This is a good article on historical bubbles and recessions.

"The next bubble: Priming the markets for tomorrow's big crash" by Eric Janszen (Harper's Magazine)

from the article

"Our economy is in serious trouble. Both the production-consumption sector and the FIRE sector know that a debt-deflation Armageddon is nigh, and both are praying for a timely miracle, a new bubble to keep the economy from slipping into a depression. "

His FIRE is not the same as the FIRE here.
 
On average... I would say yes, wait.... but it depends on where you live and what you want...

But, if a good deal come along... take it... that is what I am doing... put a bid on a house that is a good amount below market... and our market was not much of a bubble... just that there is a 'slowdown' in buying...

I expect to take a hit on my house when (and if) I sell, but the 'net' will be worth it...

When I bought my current house, it was during the S&L crisis bubble... and I bought.... well, the market kept going down and someone bought a house like mine for about 10% less (but only $6K).... but that was a year later and I would say not quite as nice (mine had been 'updated' to sell)... so, like any purchase, you can hope to time it right and get the bottom, OR buy when it looks real good and accept that you might not have got 'the best price'...
 
Thanks for the article. His thought of 2013 for a housing bottom could be correct, who knows. The best part of the article for me was that Eric could be onto something, new bubbles forming in alternate energy and infrastructure rebuilding sound like reasonable propositions.
 
I read this article when it showed up on the newsstand. Eric Janszen is an interesting and intelligent guy. His Dad invented and marketed the excellent Janszen Electrostatic Speakers that were popular premium high fidelity items in the 70s.

- **Data shown**:
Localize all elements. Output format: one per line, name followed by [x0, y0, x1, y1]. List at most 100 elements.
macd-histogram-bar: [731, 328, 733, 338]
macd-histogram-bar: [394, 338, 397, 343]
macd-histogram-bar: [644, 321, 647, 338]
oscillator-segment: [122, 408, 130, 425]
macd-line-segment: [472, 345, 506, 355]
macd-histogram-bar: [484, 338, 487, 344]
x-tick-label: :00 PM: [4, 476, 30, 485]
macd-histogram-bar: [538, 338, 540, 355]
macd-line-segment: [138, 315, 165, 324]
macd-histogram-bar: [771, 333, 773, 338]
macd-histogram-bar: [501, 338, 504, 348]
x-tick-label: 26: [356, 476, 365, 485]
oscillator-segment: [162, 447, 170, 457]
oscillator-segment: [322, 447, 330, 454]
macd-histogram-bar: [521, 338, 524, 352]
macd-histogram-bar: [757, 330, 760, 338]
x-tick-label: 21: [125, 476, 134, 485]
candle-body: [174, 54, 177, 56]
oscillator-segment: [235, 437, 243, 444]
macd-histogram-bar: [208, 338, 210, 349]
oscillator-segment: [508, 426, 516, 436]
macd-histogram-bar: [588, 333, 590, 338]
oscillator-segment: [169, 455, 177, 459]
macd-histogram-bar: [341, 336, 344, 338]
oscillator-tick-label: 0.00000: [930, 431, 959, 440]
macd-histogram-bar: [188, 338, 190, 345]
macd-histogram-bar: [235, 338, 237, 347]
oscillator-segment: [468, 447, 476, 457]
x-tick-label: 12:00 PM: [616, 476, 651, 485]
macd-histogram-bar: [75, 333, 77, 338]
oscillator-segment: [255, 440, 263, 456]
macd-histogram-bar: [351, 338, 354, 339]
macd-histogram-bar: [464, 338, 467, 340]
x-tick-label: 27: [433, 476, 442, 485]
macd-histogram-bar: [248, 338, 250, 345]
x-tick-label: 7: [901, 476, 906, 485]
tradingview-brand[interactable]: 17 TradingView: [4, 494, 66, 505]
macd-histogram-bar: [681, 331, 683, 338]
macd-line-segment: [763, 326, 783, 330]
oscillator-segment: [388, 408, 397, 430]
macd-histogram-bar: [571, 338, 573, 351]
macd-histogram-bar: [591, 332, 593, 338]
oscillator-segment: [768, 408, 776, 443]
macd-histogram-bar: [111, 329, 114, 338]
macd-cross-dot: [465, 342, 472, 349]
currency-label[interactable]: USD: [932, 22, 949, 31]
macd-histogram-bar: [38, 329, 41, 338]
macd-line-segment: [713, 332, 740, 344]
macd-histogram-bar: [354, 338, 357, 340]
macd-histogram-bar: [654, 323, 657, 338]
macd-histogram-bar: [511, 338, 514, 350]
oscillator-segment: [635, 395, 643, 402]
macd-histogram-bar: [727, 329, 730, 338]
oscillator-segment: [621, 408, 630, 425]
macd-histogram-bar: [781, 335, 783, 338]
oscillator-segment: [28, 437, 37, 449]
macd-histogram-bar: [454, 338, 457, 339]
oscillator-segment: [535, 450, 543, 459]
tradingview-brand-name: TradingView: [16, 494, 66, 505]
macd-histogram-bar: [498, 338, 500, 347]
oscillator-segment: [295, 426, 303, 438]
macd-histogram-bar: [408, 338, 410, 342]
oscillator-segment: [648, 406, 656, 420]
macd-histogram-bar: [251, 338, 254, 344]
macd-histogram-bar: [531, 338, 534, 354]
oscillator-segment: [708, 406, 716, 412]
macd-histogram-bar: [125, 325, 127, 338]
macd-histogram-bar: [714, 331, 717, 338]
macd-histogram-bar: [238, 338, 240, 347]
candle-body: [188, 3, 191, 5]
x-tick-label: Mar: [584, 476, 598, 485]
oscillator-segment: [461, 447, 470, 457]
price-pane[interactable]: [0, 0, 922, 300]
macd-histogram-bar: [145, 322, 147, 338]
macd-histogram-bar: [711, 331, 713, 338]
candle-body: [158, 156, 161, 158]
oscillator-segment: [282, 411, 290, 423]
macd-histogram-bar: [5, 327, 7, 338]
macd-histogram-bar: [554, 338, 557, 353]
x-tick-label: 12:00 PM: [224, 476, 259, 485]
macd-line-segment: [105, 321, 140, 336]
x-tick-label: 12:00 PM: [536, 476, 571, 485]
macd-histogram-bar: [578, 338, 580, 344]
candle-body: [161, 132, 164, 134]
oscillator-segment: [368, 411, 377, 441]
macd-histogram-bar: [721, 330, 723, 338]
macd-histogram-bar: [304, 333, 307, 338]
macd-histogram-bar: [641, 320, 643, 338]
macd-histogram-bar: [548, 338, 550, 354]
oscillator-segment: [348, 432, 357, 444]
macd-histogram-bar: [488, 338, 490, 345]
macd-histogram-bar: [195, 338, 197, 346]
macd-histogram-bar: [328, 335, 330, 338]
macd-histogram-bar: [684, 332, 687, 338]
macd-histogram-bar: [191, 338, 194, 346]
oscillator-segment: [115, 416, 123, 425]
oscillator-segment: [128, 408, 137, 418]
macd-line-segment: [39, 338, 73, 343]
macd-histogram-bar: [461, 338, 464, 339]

- **What you will do**:
**1.** Do these statements agree with the housing-bubble text? Answer yes or no for each, and quote the deciding words.
(a) One reply considers 2013 a possible housing bottom.
(b) After the S&L crisis purchase, a similar house sold a year later for about 10% more.
(c) Eric Janszen's father invented the Janszen Electrostatic Speakers.
**2.** Gather every line of the records that contains the string "name".
The records have no connection to the housing-bubble text.

- **Exercise answers**:
**1.**
(a) Yes: "His thought of 2013 for a housing bottom could be correct"
(b) No: "someone bought a house like mine for about 10% less (but only $6K)"
(c) Yes: "His Dad invented and marketed the excellent Janszen Electrostatic Speakers"

**2.**
Localize all elements. Output format: one per line, name followed by [x0, y0, x1, y1]. List at most 100 elements.
tradingview-brand-name: TradingView: [16, 494, 66, 505]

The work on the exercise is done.